EXERCISE OBJECTIVE.
Repeat, exactly and completely, the material that follows. Omit the pictures.

[Stored data entries]
>> begin
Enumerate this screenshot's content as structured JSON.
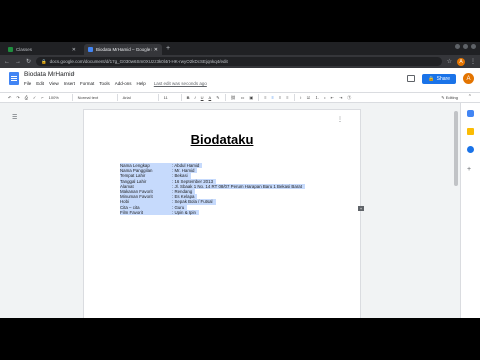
{
  "browser": {
    "tabs": [
      {
        "title": "Classes",
        "favicon_color": "#1e8e3e"
      },
      {
        "title": "Biodata MrHamid – Google Do",
        "favicon_color": "#4285f4"
      }
    ],
    "new_tab": "+",
    "url": "docs.google.com/document/d/17g_G030w6Sm0XUzz3k0l4rt-HK-rwyO2kDcSEjqnkq4/edit",
    "avatar_initial": "A"
  },
  "docs": {
    "title": "Biodata MrHamid",
    "menus": [
      "File",
      "Edit",
      "View",
      "Insert",
      "Format",
      "Tools",
      "Add-ons",
      "Help"
    ],
    "last_edit": "Last edit was seconds ago",
    "share_label": "Share",
    "avatar_initial": "A"
  },
  "toolbar": {
    "zoom": "100%",
    "style": "Normal text",
    "font": "Arial",
    "size": "11",
    "bold": "B",
    "italic": "I",
    "underline": "U",
    "text_color": "A",
    "mode": "Editing"
  },
  "document": {
    "heading": "Biodataku",
    "rows": [
      {
        "key": "Nama Lengkap",
        "value": ": Abdul Hamid"
      },
      {
        "key": "Nama Panggilan",
        "value": ": Mr. Hamid"
      },
      {
        "key": "Tempat Lahir",
        "value": ": Bekasi"
      },
      {
        "key": "Tanggal Lahir",
        "value": ": 16 September 2013"
      },
      {
        "key": "Alamat",
        "value": ": Jl. Sbaak 1 No. 14 RT 08/07 Perum Harapan Baru 1 Bekasi Barat"
      },
      {
        "key": "Makanan Favorit",
        "value": ": Rendang"
      },
      {
        "key": "Minuman Favorit",
        "value": ": Es Kelapa"
      },
      {
        "key": "Hobi",
        "value": ": Sepak Bola / Futsal"
      },
      {
        "key": "Cita – cita",
        "value": ": Guru"
      },
      {
        "key": "Film Favorit",
        "value": ": Upin & Ipin"
      }
    ]
  },
  "sidepanel": {
    "icons": [
      "calendar-icon",
      "keep-icon",
      "tasks-icon"
    ],
    "add_label": "+"
  }
}
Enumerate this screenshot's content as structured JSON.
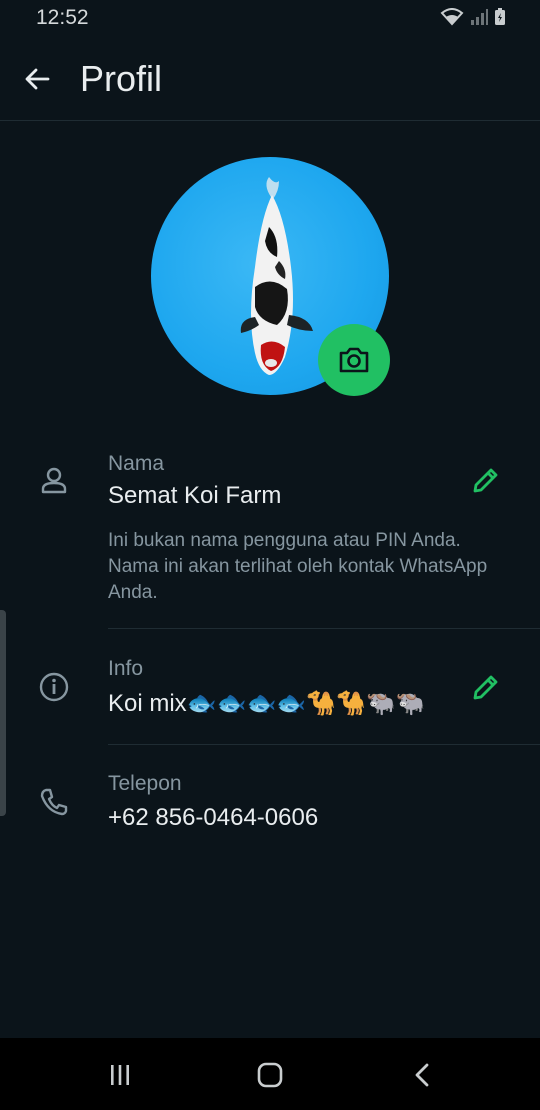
{
  "status_bar": {
    "time": "12:52"
  },
  "appbar": {
    "title": "Profil"
  },
  "profile": {
    "name_label": "Nama",
    "name_value": "Semat Koi Farm",
    "name_hint": "Ini bukan nama pengguna atau PIN Anda. Nama ini akan terlihat oleh kontak WhatsApp Anda.",
    "info_label": "Info",
    "info_value": "Koi mix🐟🐟🐟🐟🐪🐪🐃🐃",
    "phone_label": "Telepon",
    "phone_value": "+62 856-0464-0606"
  },
  "colors": {
    "accent": "#21c063",
    "background": "#0b141a",
    "secondary_text": "#8696a0"
  },
  "icons": [
    "wifi-icon",
    "signal-icon",
    "battery-icon",
    "back-arrow-icon",
    "camera-icon",
    "person-icon",
    "info-icon",
    "phone-icon",
    "pencil-icon",
    "recents-icon",
    "home-icon",
    "back-nav-icon"
  ]
}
>> end
TASK SOLUTION.
Enumerate this screenshot's content as structured JSON.
{
  "browser": {
    "tabs": [
      {
        "title": "Classes",
        "favicon_color": "#1e8e3e"
      },
      {
        "title": "Biodata MrHamid – Google Do",
        "favicon_color": "#4285f4"
      }
    ],
    "new_tab": "+",
    "url": "docs.google.com/document/d/17g_G030w6Sm0XUzz3k0l4rt-HK-rwyO2kDcSEjqnkq4/edit",
    "avatar_initial": "A"
  },
  "docs": {
    "title": "Biodata MrHamid",
    "menus": [
      "File",
      "Edit",
      "View",
      "Insert",
      "Format",
      "Tools",
      "Add-ons",
      "Help"
    ],
    "last_edit": "Last edit was seconds ago",
    "share_label": "Share",
    "avatar_initial": "A"
  },
  "toolbar": {
    "zoom": "100%",
    "style": "Normal text",
    "font": "Arial",
    "size": "11",
    "bold": "B",
    "italic": "I",
    "underline": "U",
    "text_color": "A",
    "mode": "Editing"
  },
  "document": {
    "heading": "Biodataku",
    "rows": [
      {
        "key": "Nama Lengkap",
        "value": ": Abdul Hamid"
      },
      {
        "key": "Nama Panggilan",
        "value": ": Mr. Hamid"
      },
      {
        "key": "Tempat Lahir",
        "value": ": Bekasi"
      },
      {
        "key": "Tanggal Lahir",
        "value": ": 16 September 2013"
      },
      {
        "key": "Alamat",
        "value": ": Jl. Sbaak 1 No. 14 RT 08/07 Perum Harapan Baru 1 Bekasi Barat"
      },
      {
        "key": "Makanan Favorit",
        "value": ": Rendang"
      },
      {
        "key": "Minuman Favorit",
        "value": ": Es Kelapa"
      },
      {
        "key": "Hobi",
        "value": ": Sepak Bola / Futsal"
      },
      {
        "key": "Cita – cita",
        "value": ": Guru"
      },
      {
        "key": "Film Favorit",
        "value": ": Upin & Ipin"
      }
    ]
  },
  "sidepanel": {
    "icons": [
      "calendar-icon",
      "keep-icon",
      "tasks-icon"
    ],
    "add_label": "+"
  }
}
Enumerate this screenshot's content as structured JSON.
{
  "status_bar": {
    "time": "12:52"
  },
  "appbar": {
    "title": "Profil"
  },
  "profile": {
    "name_label": "Nama",
    "name_value": "Semat Koi Farm",
    "name_hint": "Ini bukan nama pengguna atau PIN Anda. Nama ini akan terlihat oleh kontak WhatsApp Anda.",
    "info_label": "Info",
    "info_value": "Koi mix🐟🐟🐟🐟🐪🐪🐃🐃",
    "phone_label": "Telepon",
    "phone_value": "+62 856-0464-0606"
  },
  "colors": {
    "accent": "#21c063",
    "background": "#0b141a",
    "secondary_text": "#8696a0"
  },
  "icons": [
    "wifi-icon",
    "signal-icon",
    "battery-icon",
    "back-arrow-icon",
    "camera-icon",
    "person-icon",
    "info-icon",
    "phone-icon",
    "pencil-icon",
    "recents-icon",
    "home-icon",
    "back-nav-icon"
  ]
}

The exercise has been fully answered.